• AIM OF THE TASK
In the data below, find each line containing the string "здоровья" and return it.

• ENTRIES SHOWN
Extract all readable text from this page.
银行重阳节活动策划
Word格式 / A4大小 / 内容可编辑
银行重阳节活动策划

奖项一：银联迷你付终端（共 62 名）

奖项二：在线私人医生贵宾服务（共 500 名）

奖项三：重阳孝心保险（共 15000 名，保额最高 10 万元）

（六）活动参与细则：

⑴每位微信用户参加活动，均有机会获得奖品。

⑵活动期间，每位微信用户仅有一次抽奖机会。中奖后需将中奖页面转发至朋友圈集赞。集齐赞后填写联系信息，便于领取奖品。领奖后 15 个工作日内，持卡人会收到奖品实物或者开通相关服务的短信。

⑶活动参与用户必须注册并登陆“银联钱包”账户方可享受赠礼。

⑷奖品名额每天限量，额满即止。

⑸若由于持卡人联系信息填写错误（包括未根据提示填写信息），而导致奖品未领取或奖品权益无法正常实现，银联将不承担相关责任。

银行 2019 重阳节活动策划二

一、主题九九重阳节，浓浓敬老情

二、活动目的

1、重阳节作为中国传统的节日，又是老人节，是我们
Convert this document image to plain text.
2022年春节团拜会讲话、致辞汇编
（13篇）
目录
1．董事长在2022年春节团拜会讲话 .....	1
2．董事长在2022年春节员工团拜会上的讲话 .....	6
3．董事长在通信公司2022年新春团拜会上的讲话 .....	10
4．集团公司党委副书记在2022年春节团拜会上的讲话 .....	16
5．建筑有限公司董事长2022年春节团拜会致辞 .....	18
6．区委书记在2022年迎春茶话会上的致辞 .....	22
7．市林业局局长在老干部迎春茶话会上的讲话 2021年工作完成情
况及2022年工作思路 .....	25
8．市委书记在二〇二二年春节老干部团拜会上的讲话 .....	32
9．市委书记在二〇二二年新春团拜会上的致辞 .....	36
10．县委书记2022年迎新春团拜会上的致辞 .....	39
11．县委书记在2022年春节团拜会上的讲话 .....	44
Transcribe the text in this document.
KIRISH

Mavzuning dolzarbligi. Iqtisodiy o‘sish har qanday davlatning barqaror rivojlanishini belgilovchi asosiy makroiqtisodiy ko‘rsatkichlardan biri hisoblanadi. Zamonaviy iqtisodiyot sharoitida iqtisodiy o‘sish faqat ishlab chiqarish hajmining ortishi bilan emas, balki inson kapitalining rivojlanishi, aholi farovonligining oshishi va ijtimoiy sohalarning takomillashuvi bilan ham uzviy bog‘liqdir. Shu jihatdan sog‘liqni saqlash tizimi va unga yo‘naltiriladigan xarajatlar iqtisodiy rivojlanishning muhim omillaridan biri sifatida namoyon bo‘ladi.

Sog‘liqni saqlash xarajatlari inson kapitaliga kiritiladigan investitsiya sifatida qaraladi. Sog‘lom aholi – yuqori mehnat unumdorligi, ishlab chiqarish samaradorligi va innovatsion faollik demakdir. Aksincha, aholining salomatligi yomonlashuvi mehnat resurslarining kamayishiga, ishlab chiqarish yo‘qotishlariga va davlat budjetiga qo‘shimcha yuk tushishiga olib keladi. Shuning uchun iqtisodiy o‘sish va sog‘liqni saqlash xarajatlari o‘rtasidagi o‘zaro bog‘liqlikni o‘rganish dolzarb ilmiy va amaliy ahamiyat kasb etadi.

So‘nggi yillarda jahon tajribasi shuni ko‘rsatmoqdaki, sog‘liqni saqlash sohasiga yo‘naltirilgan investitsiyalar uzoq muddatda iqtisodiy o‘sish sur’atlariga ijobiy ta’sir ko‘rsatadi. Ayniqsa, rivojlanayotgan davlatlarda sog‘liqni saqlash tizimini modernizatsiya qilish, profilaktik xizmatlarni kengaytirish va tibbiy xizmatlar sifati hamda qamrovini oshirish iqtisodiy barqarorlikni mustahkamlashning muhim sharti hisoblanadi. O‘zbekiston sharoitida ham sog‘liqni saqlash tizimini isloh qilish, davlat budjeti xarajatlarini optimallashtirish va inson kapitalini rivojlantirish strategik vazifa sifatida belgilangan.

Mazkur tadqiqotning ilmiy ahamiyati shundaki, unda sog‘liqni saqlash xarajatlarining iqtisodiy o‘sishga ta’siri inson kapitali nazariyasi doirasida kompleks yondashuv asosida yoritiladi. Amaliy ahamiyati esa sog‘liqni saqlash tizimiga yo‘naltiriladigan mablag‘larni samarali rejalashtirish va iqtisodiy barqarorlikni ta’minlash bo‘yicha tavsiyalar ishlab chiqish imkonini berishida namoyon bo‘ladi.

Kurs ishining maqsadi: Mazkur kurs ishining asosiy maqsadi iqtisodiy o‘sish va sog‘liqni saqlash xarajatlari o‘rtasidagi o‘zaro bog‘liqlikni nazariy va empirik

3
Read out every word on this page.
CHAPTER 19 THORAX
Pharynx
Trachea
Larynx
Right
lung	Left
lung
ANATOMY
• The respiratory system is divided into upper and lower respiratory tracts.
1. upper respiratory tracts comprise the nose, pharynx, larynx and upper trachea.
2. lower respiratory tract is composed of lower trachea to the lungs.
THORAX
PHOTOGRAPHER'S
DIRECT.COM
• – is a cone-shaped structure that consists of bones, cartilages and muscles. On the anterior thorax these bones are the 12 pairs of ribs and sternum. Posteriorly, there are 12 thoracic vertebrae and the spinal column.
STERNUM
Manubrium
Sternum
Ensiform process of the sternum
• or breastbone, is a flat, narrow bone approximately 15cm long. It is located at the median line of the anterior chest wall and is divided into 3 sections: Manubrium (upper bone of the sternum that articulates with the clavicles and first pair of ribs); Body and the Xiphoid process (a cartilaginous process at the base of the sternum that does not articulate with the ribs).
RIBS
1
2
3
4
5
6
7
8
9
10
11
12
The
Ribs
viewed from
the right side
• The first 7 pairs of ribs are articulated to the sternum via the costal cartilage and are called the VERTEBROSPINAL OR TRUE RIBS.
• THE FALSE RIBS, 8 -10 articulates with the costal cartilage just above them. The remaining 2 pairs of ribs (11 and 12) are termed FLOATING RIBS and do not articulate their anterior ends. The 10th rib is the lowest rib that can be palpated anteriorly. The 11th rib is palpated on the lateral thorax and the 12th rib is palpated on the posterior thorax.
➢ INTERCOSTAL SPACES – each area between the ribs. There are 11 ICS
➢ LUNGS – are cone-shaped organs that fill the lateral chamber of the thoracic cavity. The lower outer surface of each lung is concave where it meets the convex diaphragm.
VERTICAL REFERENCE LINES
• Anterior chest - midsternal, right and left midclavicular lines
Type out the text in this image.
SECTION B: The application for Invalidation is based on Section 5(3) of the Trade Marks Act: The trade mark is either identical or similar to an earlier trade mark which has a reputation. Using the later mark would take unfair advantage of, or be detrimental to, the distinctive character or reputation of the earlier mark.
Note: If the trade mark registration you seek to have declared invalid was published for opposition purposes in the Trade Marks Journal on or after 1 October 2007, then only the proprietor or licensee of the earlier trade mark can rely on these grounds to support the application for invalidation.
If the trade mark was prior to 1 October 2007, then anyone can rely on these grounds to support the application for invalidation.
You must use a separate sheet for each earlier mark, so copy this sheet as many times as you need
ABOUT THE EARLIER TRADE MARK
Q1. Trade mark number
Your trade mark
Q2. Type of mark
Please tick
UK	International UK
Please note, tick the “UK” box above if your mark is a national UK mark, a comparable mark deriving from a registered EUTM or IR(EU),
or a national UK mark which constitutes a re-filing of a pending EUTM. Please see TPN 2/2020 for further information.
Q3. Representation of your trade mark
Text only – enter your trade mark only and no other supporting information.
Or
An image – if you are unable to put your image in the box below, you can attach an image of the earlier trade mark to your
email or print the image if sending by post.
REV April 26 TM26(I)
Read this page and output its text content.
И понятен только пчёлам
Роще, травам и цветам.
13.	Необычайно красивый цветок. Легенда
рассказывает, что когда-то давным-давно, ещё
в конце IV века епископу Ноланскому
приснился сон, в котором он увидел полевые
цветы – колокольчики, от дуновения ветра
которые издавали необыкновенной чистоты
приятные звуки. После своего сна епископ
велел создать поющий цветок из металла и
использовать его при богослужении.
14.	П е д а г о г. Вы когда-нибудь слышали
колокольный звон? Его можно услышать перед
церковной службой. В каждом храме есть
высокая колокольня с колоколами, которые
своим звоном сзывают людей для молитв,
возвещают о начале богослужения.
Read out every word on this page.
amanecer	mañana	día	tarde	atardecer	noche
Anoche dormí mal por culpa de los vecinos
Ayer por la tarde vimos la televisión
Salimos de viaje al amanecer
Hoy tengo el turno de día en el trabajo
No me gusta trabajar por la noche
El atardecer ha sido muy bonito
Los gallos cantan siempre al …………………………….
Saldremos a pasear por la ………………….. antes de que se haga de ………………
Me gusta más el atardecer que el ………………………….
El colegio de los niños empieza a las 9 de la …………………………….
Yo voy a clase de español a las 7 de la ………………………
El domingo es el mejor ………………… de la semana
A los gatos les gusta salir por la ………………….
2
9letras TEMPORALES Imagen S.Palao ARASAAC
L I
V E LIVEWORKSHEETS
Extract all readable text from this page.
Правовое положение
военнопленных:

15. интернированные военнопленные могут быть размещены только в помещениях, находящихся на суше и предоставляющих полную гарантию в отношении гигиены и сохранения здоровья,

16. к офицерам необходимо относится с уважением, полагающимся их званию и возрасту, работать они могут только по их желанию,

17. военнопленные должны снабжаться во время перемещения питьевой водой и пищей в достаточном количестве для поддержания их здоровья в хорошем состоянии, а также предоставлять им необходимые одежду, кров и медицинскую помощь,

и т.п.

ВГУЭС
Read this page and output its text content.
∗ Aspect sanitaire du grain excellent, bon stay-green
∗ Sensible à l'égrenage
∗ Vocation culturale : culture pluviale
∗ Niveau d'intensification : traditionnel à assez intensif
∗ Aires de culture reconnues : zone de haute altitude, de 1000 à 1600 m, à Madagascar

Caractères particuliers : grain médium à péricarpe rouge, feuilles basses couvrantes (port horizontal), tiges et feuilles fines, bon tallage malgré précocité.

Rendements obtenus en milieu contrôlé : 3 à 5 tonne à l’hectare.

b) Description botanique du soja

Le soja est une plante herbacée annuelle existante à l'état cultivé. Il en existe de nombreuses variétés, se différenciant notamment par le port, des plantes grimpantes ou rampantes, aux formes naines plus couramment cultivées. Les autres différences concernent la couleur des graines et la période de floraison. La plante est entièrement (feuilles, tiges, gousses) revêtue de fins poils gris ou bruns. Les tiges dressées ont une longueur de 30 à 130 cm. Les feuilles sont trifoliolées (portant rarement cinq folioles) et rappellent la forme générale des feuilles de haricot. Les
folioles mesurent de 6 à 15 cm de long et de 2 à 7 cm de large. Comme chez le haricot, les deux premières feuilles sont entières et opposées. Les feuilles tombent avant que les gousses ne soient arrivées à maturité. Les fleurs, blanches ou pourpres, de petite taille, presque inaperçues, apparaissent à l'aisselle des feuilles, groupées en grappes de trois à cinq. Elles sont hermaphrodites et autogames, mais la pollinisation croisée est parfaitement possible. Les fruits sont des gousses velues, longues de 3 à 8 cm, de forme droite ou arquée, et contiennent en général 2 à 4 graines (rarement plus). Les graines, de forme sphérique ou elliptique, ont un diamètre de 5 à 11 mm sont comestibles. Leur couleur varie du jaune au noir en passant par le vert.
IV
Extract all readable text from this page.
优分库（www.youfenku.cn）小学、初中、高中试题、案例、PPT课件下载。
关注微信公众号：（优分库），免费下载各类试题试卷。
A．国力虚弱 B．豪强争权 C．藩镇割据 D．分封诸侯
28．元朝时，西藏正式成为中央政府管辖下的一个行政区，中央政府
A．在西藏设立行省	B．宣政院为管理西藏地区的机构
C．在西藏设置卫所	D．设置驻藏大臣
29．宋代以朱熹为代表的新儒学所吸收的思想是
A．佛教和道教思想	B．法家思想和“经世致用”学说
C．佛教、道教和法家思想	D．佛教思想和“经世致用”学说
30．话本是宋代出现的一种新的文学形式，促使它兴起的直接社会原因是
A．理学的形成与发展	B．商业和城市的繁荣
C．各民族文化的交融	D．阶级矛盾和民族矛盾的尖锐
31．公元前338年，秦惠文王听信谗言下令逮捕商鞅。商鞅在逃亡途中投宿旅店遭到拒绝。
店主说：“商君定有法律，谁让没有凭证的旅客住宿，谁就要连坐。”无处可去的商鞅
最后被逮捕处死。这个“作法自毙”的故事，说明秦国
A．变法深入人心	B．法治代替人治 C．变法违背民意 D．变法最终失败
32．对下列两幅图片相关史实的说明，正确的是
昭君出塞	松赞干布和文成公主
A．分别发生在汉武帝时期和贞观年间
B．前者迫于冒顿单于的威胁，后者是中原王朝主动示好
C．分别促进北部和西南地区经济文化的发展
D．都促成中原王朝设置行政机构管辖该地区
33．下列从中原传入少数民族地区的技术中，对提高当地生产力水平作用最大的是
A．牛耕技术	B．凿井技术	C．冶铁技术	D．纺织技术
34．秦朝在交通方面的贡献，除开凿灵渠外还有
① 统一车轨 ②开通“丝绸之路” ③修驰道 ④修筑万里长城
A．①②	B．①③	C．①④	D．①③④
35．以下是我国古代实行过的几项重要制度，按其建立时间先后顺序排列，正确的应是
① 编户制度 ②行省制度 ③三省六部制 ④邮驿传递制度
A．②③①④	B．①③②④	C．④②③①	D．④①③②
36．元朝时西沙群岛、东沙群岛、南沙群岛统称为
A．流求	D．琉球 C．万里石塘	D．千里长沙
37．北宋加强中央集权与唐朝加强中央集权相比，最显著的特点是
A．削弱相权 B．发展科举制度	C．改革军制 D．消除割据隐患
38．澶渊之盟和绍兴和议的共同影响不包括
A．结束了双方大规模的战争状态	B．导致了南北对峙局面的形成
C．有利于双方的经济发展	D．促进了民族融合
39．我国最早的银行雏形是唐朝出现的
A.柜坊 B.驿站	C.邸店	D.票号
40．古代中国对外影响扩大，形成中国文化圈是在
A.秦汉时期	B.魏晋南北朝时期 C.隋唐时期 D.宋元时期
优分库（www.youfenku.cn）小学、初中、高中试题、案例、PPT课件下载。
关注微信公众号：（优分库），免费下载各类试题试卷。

• EXERCISE SOLUTION
15. интернированные военнопленные могут быть размещены только в помещениях, находящихся на суше и предоставляющих полную гарантию в отношении гигиены и сохранения здоровья,
17. военнопленные должны снабжаться во время перемещения питьевой водой и пищей в достаточном количестве для поддержания их здоровья в хорошем состоянии, а также предоставлять им необходимые одежду, кров и медицинскую помощь,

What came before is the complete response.